Challenge: Write out every entry exactly as it stands.

(Rows from a dataset)
— Start —

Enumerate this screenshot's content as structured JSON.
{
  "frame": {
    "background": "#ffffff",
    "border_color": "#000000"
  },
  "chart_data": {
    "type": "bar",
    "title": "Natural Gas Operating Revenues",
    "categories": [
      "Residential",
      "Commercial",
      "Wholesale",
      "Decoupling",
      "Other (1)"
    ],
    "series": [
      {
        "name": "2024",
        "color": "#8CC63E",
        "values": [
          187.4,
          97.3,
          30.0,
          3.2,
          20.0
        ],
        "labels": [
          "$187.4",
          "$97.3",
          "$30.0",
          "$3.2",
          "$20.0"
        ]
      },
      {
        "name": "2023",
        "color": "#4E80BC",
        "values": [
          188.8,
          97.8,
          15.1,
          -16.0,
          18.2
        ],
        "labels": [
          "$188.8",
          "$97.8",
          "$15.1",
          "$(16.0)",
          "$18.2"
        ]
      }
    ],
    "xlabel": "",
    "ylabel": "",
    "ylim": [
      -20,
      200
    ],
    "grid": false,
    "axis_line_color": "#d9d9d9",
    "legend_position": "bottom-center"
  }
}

— End —

Right answer:
Enumerate this screenshot's content as structured JSON.
{
  "frame": {
    "background": "#ffffff",
    "border_color": "#000000"
  },
  "chart_data": {
    "type": "bar",
    "title": "Natural Gas Operating Revenues",
    "categories": [
      "Residential",
      "Commercial",
      "Wholesale",
      "Decoupling",
      "Other (1)"
    ],
    "series": [
      {
        "name": "2024",
        "color": "#8CC63E",
        "values": [
          187.4,
          97.3,
          30.0,
          3.2,
          20.0
        ],
        "labels": [
          "$187.4",
          "$97.3",
          "$30.0",
          "$3.2",
          "$20.0"
        ]
      },
      {
        "name": "2023",
        "color": "#4E80BC",
        "values": [
          188.8,
          97.8,
          15.1,
          -16.0,
          18.2
        ],
        "labels": [
          "$188.8",
          "$97.8",
          "$15.1",
          "$(16.0)",
          "$18.2"
        ]
      }
    ],
    "xlabel": "",
    "ylabel": "",
    "ylim": [
      -20,
      200
    ],
    "grid": false,
    "axis_line_color": "#d9d9d9",
    "legend_position": "bottom-center"
  }
}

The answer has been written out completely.